## START WORKING DATA
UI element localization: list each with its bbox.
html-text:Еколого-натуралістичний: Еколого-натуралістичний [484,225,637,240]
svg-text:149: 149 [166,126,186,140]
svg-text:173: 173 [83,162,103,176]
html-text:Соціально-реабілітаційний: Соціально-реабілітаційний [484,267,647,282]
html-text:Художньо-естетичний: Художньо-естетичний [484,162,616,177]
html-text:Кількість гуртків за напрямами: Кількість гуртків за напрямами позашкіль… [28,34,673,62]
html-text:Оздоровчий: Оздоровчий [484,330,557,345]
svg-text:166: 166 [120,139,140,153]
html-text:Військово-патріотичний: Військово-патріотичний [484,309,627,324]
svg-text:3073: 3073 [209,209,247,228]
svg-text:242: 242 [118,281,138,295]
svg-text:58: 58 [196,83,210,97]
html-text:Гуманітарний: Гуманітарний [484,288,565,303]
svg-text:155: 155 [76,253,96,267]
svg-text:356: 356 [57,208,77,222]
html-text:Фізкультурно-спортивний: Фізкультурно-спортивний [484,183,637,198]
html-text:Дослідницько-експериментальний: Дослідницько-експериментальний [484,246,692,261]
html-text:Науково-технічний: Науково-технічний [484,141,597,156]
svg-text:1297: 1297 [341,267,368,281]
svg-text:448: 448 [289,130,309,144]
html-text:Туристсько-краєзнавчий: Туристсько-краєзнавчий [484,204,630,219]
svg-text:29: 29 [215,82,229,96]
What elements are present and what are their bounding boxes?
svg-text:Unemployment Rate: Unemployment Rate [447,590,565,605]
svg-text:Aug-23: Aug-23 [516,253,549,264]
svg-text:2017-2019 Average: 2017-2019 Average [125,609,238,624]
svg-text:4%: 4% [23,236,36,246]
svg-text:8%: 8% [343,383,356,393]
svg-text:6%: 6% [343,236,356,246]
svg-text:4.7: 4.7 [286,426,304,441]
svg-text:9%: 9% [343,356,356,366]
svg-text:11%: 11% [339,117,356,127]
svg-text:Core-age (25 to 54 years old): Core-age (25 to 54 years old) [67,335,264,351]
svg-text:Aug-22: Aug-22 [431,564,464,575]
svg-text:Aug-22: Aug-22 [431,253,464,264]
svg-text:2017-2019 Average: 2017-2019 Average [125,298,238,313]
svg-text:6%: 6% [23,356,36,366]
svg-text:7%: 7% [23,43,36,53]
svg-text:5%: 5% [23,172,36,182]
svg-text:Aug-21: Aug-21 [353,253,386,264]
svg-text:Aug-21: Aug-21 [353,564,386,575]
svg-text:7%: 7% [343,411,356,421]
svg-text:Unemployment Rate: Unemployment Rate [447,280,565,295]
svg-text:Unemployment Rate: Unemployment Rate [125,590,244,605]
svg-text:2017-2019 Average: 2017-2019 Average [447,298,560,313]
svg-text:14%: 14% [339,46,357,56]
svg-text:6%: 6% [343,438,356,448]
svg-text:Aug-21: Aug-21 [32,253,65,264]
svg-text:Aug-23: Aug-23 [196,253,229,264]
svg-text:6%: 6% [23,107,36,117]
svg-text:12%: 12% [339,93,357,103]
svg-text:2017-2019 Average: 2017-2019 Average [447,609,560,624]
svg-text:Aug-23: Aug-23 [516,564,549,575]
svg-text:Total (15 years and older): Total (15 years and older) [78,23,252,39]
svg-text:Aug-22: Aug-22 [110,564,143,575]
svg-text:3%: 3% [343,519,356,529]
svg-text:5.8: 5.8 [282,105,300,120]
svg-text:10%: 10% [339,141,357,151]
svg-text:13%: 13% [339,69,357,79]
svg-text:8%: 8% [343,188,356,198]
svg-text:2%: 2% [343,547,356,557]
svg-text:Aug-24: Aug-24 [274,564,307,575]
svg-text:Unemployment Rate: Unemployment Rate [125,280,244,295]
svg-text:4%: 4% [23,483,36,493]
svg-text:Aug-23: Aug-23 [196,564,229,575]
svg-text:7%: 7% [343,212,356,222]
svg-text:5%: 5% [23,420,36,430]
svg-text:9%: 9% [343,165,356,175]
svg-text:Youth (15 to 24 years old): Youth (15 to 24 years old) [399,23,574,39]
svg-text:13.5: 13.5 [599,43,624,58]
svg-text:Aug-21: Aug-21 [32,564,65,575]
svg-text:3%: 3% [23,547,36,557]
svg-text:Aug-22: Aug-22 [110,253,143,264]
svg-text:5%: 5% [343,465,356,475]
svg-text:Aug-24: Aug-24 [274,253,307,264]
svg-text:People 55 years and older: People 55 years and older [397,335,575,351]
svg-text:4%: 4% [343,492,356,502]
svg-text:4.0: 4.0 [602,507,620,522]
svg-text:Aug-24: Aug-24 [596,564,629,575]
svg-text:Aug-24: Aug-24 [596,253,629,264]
## END WORKING DATA
*AIM OF THE TASK*:
Write out all of the material above word for word, line by line, with nothing changed.

*THE COMPLETED TASK*:
UI element localization: list each with its bbox.
html-text:Еколого-натуралістичний: Еколого-натуралістичний [484,225,637,240]
svg-text:149: 149 [166,126,186,140]
svg-text:173: 173 [83,162,103,176]
html-text:Соціально-реабілітаційний: Соціально-реабілітаційний [484,267,647,282]
html-text:Художньо-естетичний: Художньо-естетичний [484,162,616,177]
html-text:Кількість гуртків за напрямами: Кількість гуртків за напрямами позашкіль… [28,34,673,62]
html-text:Оздоровчий: Оздоровчий [484,330,557,345]
svg-text:166: 166 [120,139,140,153]
html-text:Військово-патріотичний: Військово-патріотичний [484,309,627,324]
svg-text:3073: 3073 [209,209,247,228]
svg-text:242: 242 [118,281,138,295]
svg-text:58: 58 [196,83,210,97]
html-text:Гуманітарний: Гуманітарний [484,288,565,303]
svg-text:155: 155 [76,253,96,267]
svg-text:356: 356 [57,208,77,222]
html-text:Фізкультурно-спортивний: Фізкультурно-спортивний [484,183,637,198]
html-text:Дослідницько-експериментальний: Дослідницько-експериментальний [484,246,692,261]
html-text:Науково-технічний: Науково-технічний [484,141,597,156]
svg-text:1297: 1297 [341,267,368,281]
svg-text:448: 448 [289,130,309,144]
html-text:Туристсько-краєзнавчий: Туристсько-краєзнавчий [484,204,630,219]
svg-text:29: 29 [215,82,229,96]
What elements are present and what are their bounding boxes?
svg-text:Unemployment Rate: Unemployment Rate [447,590,565,605]
svg-text:Aug-23: Aug-23 [516,253,549,264]
svg-text:2017-2019 Average: 2017-2019 Average [125,609,238,624]
svg-text:4%: 4% [23,236,36,246]
svg-text:8%: 8% [343,383,356,393]
svg-text:6%: 6% [343,236,356,246]
svg-text:4.7: 4.7 [286,426,304,441]
svg-text:9%: 9% [343,356,356,366]
svg-text:11%: 11% [339,117,356,127]
svg-text:Core-age (25 to 54 years old): Core-age (25 to 54 years old) [67,335,264,351]
svg-text:Aug-22: Aug-22 [431,564,464,575]
svg-text:Aug-22: Aug-22 [431,253,464,264]
svg-text:2017-2019 Average: 2017-2019 Average [125,298,238,313]
svg-text:6%: 6% [23,356,36,366]
svg-text:7%: 7% [23,43,36,53]
svg-text:5%: 5% [23,172,36,182]
svg-text:Aug-21: Aug-21 [353,253,386,264]
svg-text:Aug-21: Aug-21 [353,564,386,575]
svg-text:7%: 7% [343,411,356,421]
svg-text:Unemployment Rate: Unemployment Rate [447,280,565,295]
svg-text:Unemployment Rate: Unemployment Rate [125,590,244,605]
svg-text:2017-2019 Average: 2017-2019 Average [447,298,560,313]
svg-text:14%: 14% [339,46,357,56]
svg-text:6%: 6% [343,438,356,448]
svg-text:Aug-21: Aug-21 [32,253,65,264]
svg-text:Aug-23: Aug-23 [196,253,229,264]
svg-text:6%: 6% [23,107,36,117]
svg-text:12%: 12% [339,93,357,103]
svg-text:2017-2019 Average: 2017-2019 Average [447,609,560,624]
svg-text:Aug-23: Aug-23 [516,564,549,575]
svg-text:Total (15 years and older): Total (15 years and older) [78,23,252,39]
svg-text:Aug-22: Aug-22 [110,564,143,575]
svg-text:3%: 3% [343,519,356,529]
svg-text:5.8: 5.8 [282,105,300,120]
svg-text:10%: 10% [339,141,357,151]
svg-text:13%: 13% [339,69,357,79]
svg-text:8%: 8% [343,188,356,198]
svg-text:2%: 2% [343,547,356,557]
svg-text:Aug-24: Aug-24 [274,564,307,575]
svg-text:Unemployment Rate: Unemployment Rate [125,280,244,295]
svg-text:4%: 4% [23,483,36,493]
svg-text:Aug-23: Aug-23 [196,564,229,575]
svg-text:7%: 7% [343,212,356,222]
svg-text:5%: 5% [23,420,36,430]
svg-text:9%: 9% [343,165,356,175]
svg-text:Youth (15 to 24 years old): Youth (15 to 24 years old) [399,23,574,39]
svg-text:13.5: 13.5 [599,43,624,58]
svg-text:Aug-21: Aug-21 [32,564,65,575]
svg-text:3%: 3% [23,547,36,557]
svg-text:Aug-22: Aug-22 [110,253,143,264]
svg-text:5%: 5% [343,465,356,475]
svg-text:Aug-24: Aug-24 [274,253,307,264]
svg-text:People 55 years and older: People 55 years and older [397,335,575,351]
svg-text:4%: 4% [343,492,356,502]
svg-text:4.0: 4.0 [602,507,620,522]
svg-text:Aug-24: Aug-24 [596,564,629,575]
svg-text:Aug-24: Aug-24 [596,253,629,264]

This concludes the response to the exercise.